- _Short problem_: Reproduce the lines of the records verbatim, starting with the line that contains "62, 833, 82]" and ending after the line that contains "62, 707, 82]".
____ Material
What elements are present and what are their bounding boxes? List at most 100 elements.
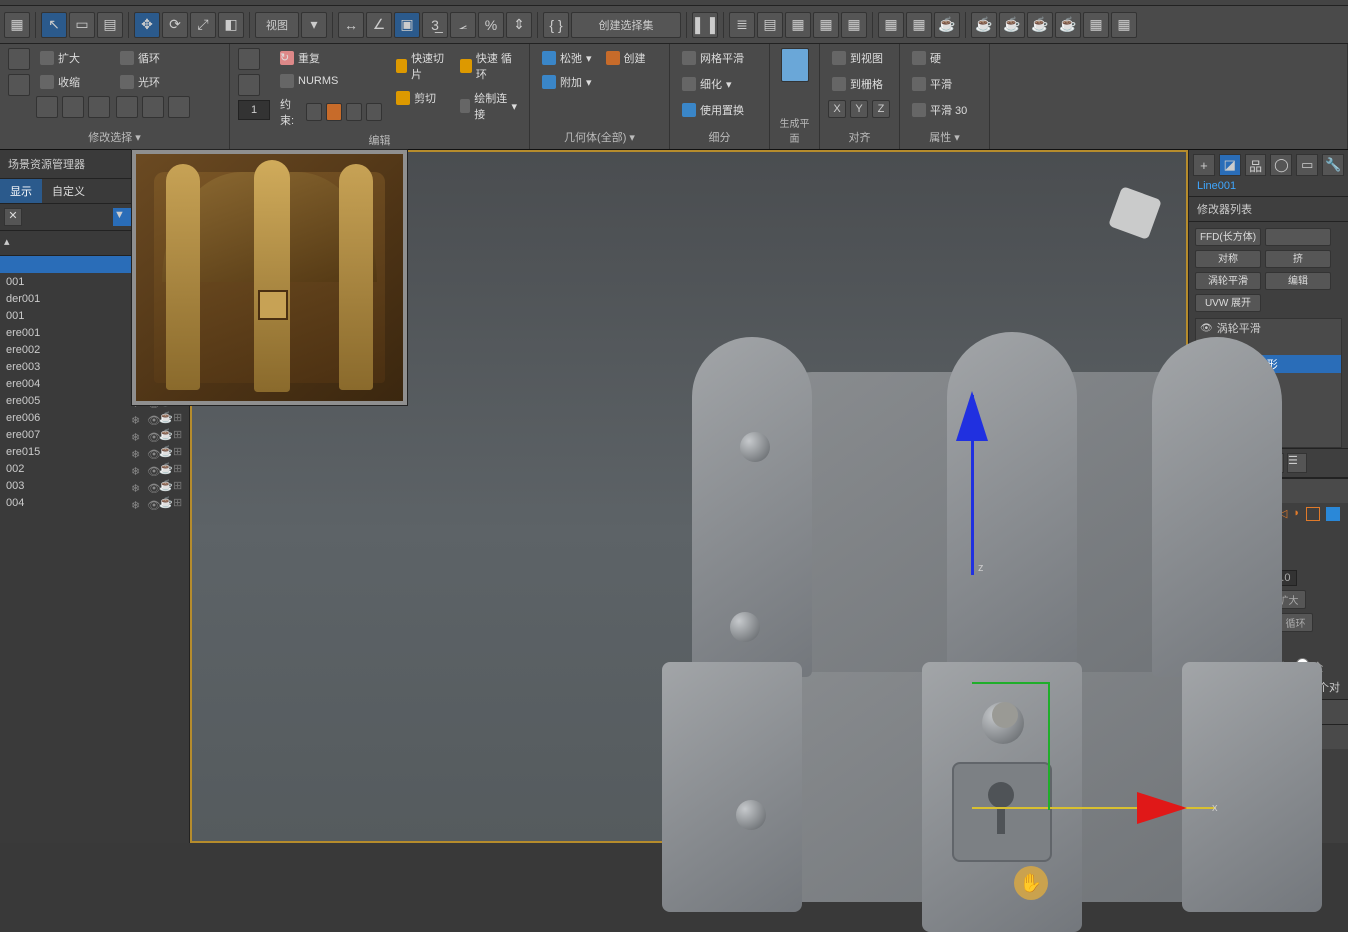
sub4-icon[interactable] [116, 96, 138, 118]
align-z-button[interactable]: Z [872, 100, 890, 118]
schematic-icon[interactable]: ▦ [813, 12, 839, 38]
modifier-button[interactable]: 对称 [1195, 250, 1261, 268]
modifier-button[interactable]: FFD(长方体) [1195, 228, 1261, 246]
sub1-icon[interactable] [36, 96, 58, 118]
layer-icon[interactable]: ▤ [757, 12, 783, 38]
coord-icon[interactable]: ▾ [301, 12, 327, 38]
list-item[interactable]: ere006❄👁☕⊞ [0, 409, 189, 426]
teapot4-icon[interactable]: ☕ [1055, 12, 1081, 38]
list-item[interactable]: 002❄👁☕⊞ [0, 460, 189, 477]
named-sel-icon[interactable]: { } [543, 12, 569, 38]
mirror-icon[interactable]: ▌▐ [692, 12, 718, 38]
spinner-snap-icon[interactable]: ⇕ [506, 12, 532, 38]
smooth-button[interactable]: 平滑 [908, 74, 956, 94]
tool-icon[interactable]: ▦ [4, 12, 30, 38]
smooth30-button[interactable]: 平滑 30 [908, 100, 971, 120]
create-button[interactable]: 创建 [602, 48, 650, 68]
swift1-icon[interactable] [238, 48, 260, 70]
tab-motion-icon[interactable]: ◯ [1270, 154, 1292, 176]
sub6-icon[interactable] [168, 96, 190, 118]
hard-button[interactable]: 硬 [908, 48, 945, 68]
tab-utilities-icon[interactable]: 🔧 [1322, 154, 1344, 176]
quickslice-button[interactable]: 快速切片 [392, 48, 450, 84]
modifier-button[interactable]: 挤 [1265, 250, 1331, 268]
cut-button[interactable]: 剪切 [392, 88, 450, 108]
extra2-icon[interactable]: ▦ [1111, 12, 1137, 38]
list-item[interactable]: 004❄👁☕⊞ [0, 494, 189, 511]
repeat-button[interactable]: ↻重复 [276, 48, 386, 68]
tab-create-icon[interactable]: + [1193, 154, 1215, 176]
object-name[interactable]: Line001 [1189, 176, 1348, 197]
extra1-icon[interactable]: ▦ [1083, 12, 1109, 38]
tab-hierarchy-icon[interactable]: 品 [1245, 154, 1267, 176]
curve-editor-icon[interactable]: ▦ [785, 12, 811, 38]
percent-snap-icon[interactable]: % [478, 12, 504, 38]
modifier-button[interactable]: 涡轮平滑 [1195, 272, 1261, 290]
attach-button[interactable]: 附加 ▾ [538, 72, 596, 92]
select-filter-icon[interactable]: ▤ [97, 12, 123, 38]
select-icon[interactable]: ↖ [41, 12, 67, 38]
usedisp-button[interactable]: 使用置换 [678, 100, 748, 120]
shrink-button[interactable]: 收缩 [36, 72, 110, 92]
snap-toggle-icon[interactable]: ▣ [394, 12, 420, 38]
sub2-icon[interactable] [62, 96, 84, 118]
placement-icon[interactable]: ◧ [218, 12, 244, 38]
move-icon[interactable]: ✥ [134, 12, 160, 38]
rotate-icon[interactable]: ⟳ [162, 12, 188, 38]
loop-button[interactable]: 循环 [116, 48, 190, 68]
viewcube[interactable] [1108, 186, 1162, 240]
filter-icon[interactable]: ▼ [113, 208, 131, 226]
ring-button[interactable]: 光环 [116, 72, 190, 92]
modifier-button[interactable]: 编辑 [1265, 272, 1331, 290]
list-item[interactable]: ere007❄👁☕⊞ [0, 426, 189, 443]
modifier-list-label[interactable]: 修改器列表 [1189, 197, 1348, 222]
render-setup-icon[interactable]: ▦ [878, 12, 904, 38]
sub3-icon[interactable] [88, 96, 110, 118]
teapot2-icon[interactable]: ☕ [999, 12, 1025, 38]
teapot1-icon[interactable]: ☕ [971, 12, 997, 38]
align-x-button[interactable]: X [828, 100, 846, 118]
subobj-vertex-icon[interactable] [8, 48, 30, 70]
swift2-icon[interactable] [238, 74, 260, 96]
list-item[interactable]: 003❄👁☕⊞ [0, 477, 189, 494]
scale-icon[interactable]: ⤢ [190, 12, 216, 38]
con4-icon[interactable] [366, 103, 382, 121]
reference-image[interactable] [132, 150, 407, 405]
relax-button[interactable]: 松弛 ▾ [538, 48, 596, 68]
create-selection-set[interactable]: 创建选择集 [571, 12, 681, 38]
subobj-edge-icon[interactable] [8, 74, 30, 96]
meshsmooth-button[interactable]: 网格平滑 [678, 48, 748, 68]
quickloop-button[interactable]: 快速 循环 [456, 48, 521, 84]
align-y-button[interactable]: Y [850, 100, 868, 118]
material-icon[interactable]: ▦ [841, 12, 867, 38]
snap3-icon[interactable]: 3̲ [422, 12, 448, 38]
angle-snap-icon[interactable]: ⦟ [450, 12, 476, 38]
con1-icon[interactable] [306, 103, 322, 121]
tab-modify-icon[interactable]: ◪ [1219, 154, 1241, 176]
snap-move-icon[interactable]: ↔ [338, 12, 364, 38]
modifier-button[interactable]: UVW 展开 [1195, 294, 1261, 312]
subobj-element-icon[interactable] [1326, 507, 1340, 521]
tab-select[interactable]: 显示 [0, 179, 42, 203]
align-icon[interactable]: ≣ [729, 12, 755, 38]
grow-button[interactable]: 扩大 [36, 48, 110, 68]
sub5-icon[interactable] [142, 96, 164, 118]
tessellate-button[interactable]: 细化 ▾ [678, 74, 736, 94]
transform-gizmo[interactable]: x z [972, 602, 973, 603]
makeplanar-icon[interactable] [781, 48, 809, 82]
toview-button[interactable]: 到视图 [828, 48, 887, 68]
con2-icon[interactable] [326, 103, 342, 121]
close-icon[interactable]: ✕ [4, 208, 22, 226]
render-frame-icon[interactable]: ▦ [906, 12, 932, 38]
tab-display-icon[interactable]: ▭ [1296, 154, 1318, 176]
teapot3-icon[interactable]: ☕ [1027, 12, 1053, 38]
togrid-button[interactable]: 到栅格 [828, 74, 887, 94]
con3-icon[interactable] [346, 103, 362, 121]
list-item[interactable]: ere015❄👁☕⊞ [0, 443, 189, 460]
select-region-icon[interactable]: ▭ [69, 12, 95, 38]
nurms-button[interactable]: NURMS [276, 72, 386, 90]
viewport-dropdown[interactable]: 视图 [255, 12, 299, 38]
snap-angle-icon[interactable]: ∠ [366, 12, 392, 38]
render-icon[interactable]: ☕ [934, 12, 960, 38]
viewport[interactable]: x z ✋ [190, 150, 1188, 843]
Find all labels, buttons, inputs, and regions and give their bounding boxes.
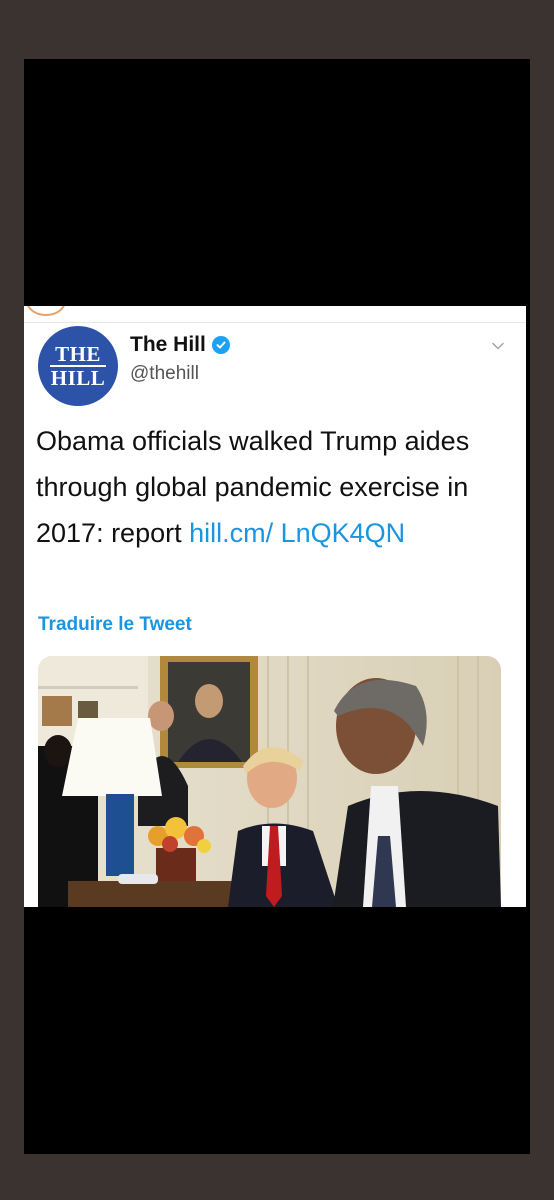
avatar[interactable]: THE HILL: [38, 326, 118, 406]
account-name[interactable]: The Hill: [130, 333, 206, 357]
avatar-line-1: THE: [55, 342, 101, 366]
account-handle[interactable]: @thehill: [130, 363, 199, 385]
translate-link[interactable]: Traduire le Tweet: [38, 614, 192, 636]
tweet-text: Obama officials walked Trump aides throu…: [36, 418, 506, 556]
avatar-line-2: HILL: [50, 366, 106, 390]
photo-illustration: [38, 656, 501, 907]
previous-item-edge: [24, 306, 526, 323]
chevron-down-icon[interactable]: [492, 340, 504, 352]
verified-badge-icon: [211, 336, 230, 354]
tweet-photo[interactable]: [38, 656, 501, 907]
tweet-link[interactable]: hill.cm/ LnQK4QN: [189, 518, 405, 548]
tweet-card[interactable]: THE HILL The Hill @thehill Obama officia…: [24, 306, 526, 907]
account-name-row[interactable]: The Hill: [130, 333, 230, 357]
previous-avatar-edge: [26, 306, 66, 316]
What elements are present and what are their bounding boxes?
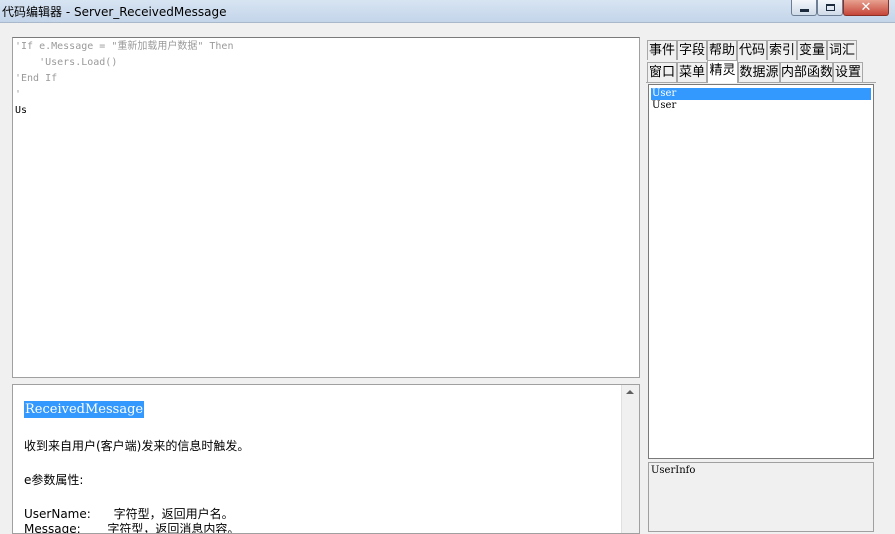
tab-builtin-functions[interactable]: 内部函数	[780, 62, 833, 82]
scroll-up-icon[interactable]	[626, 390, 634, 394]
code-line: '	[15, 89, 22, 100]
help-pane[interactable]: ReceivedMessage 收到来自用户(客户端)发来的信息时触发。 e参数…	[12, 384, 640, 534]
help-param-heading: e参数属性:	[24, 473, 84, 487]
help-description: 收到来自用户(客户端)发来的信息时触发。	[24, 439, 250, 453]
close-icon: ✕	[860, 0, 872, 15]
title-bar: 代码编辑器 - Server_ReceivedMessage ✕	[0, 0, 895, 23]
code-line: 'Users.Load()	[15, 57, 118, 68]
maximize-button[interactable]	[817, 0, 843, 16]
help-title: ReceivedMessage	[24, 401, 145, 418]
tab-events[interactable]: 事件	[647, 40, 677, 60]
close-button[interactable]: ✕	[843, 0, 889, 16]
wizard-list[interactable]: User User	[648, 84, 874, 459]
help-scrollbar[interactable]	[621, 385, 639, 533]
tab-vocabulary[interactable]: 词汇	[827, 40, 857, 60]
tab-wizard[interactable]: 精灵	[707, 60, 738, 83]
tab-variables[interactable]: 变量	[797, 40, 827, 60]
tab-fields[interactable]: 字段	[677, 40, 707, 60]
tab-help[interactable]: 帮助	[707, 40, 737, 60]
code-line: Us	[15, 105, 28, 116]
info-text: UserInfo	[651, 465, 696, 476]
tab-datasource[interactable]: 数据源	[738, 62, 780, 82]
tab-index[interactable]: 索引	[767, 40, 797, 60]
tab-menu[interactable]: 菜单	[677, 62, 707, 82]
help-param: Message: 字符型，返回消息内容。	[24, 522, 240, 534]
tab-divider	[646, 82, 876, 83]
minimize-button[interactable]	[791, 0, 817, 16]
tab-window[interactable]: 窗口	[647, 62, 677, 82]
code-line: 'If e.Message = "重新加载用户数据" Then	[15, 41, 234, 52]
list-item[interactable]: User	[651, 100, 676, 112]
info-box: UserInfo	[648, 462, 874, 532]
window-title: 代码编辑器 - Server_ReceivedMessage	[2, 5, 227, 19]
tab-settings[interactable]: 设置	[833, 62, 863, 82]
maximize-icon	[825, 4, 835, 11]
code-editor[interactable]: 'If e.Message = "重新加载用户数据" Then 'Users.L…	[12, 37, 640, 378]
code-line: 'End If	[15, 73, 58, 84]
tab-code[interactable]: 代码	[737, 40, 767, 60]
list-item[interactable]: User	[651, 88, 871, 100]
minimize-icon	[799, 9, 809, 12]
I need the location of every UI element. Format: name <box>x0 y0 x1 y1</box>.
________
- _Exercise answer_:
tab-builtin-functions[interactable]: 内部函数	[780, 62, 833, 82]
scroll-up-icon[interactable]	[626, 390, 634, 394]
code-line: '	[15, 89, 22, 100]
help-pane[interactable]: ReceivedMessage 收到来自用户(客户端)发来的信息时触发。 e参数…	[12, 384, 640, 534]
help-param-heading: e参数属性:	[24, 473, 84, 487]
help-description: 收到来自用户(客户端)发来的信息时触发。	[24, 439, 250, 453]
close-icon: ✕	[860, 0, 872, 15]
title-bar: 代码编辑器 - Server_ReceivedMessage ✕	[0, 0, 895, 23]
code-line: 'Users.Load()	[15, 57, 118, 68]
maximize-button[interactable]	[817, 0, 843, 16]
help-title: ReceivedMessage	[24, 401, 145, 418]
tab-events[interactable]: 事件	[647, 40, 677, 60]
close-button[interactable]: ✕	[843, 0, 889, 16]
wizard-list[interactable]: User User	[648, 84, 874, 459]
help-scrollbar[interactable]	[621, 385, 639, 533]
tab-vocabulary[interactable]: 词汇	[827, 40, 857, 60]
tab-wizard[interactable]: 精灵	[707, 60, 738, 83]
tab-variables[interactable]: 变量	[797, 40, 827, 60]
tab-fields[interactable]: 字段	[677, 40, 707, 60]
tab-help[interactable]: 帮助	[707, 40, 737, 60]
code-line: Us	[15, 105, 28, 116]
info-text: UserInfo	[651, 465, 696, 476]
tab-datasource[interactable]: 数据源	[738, 62, 780, 82]
tab-index[interactable]: 索引	[767, 40, 797, 60]
tab-menu[interactable]: 菜单	[677, 62, 707, 82]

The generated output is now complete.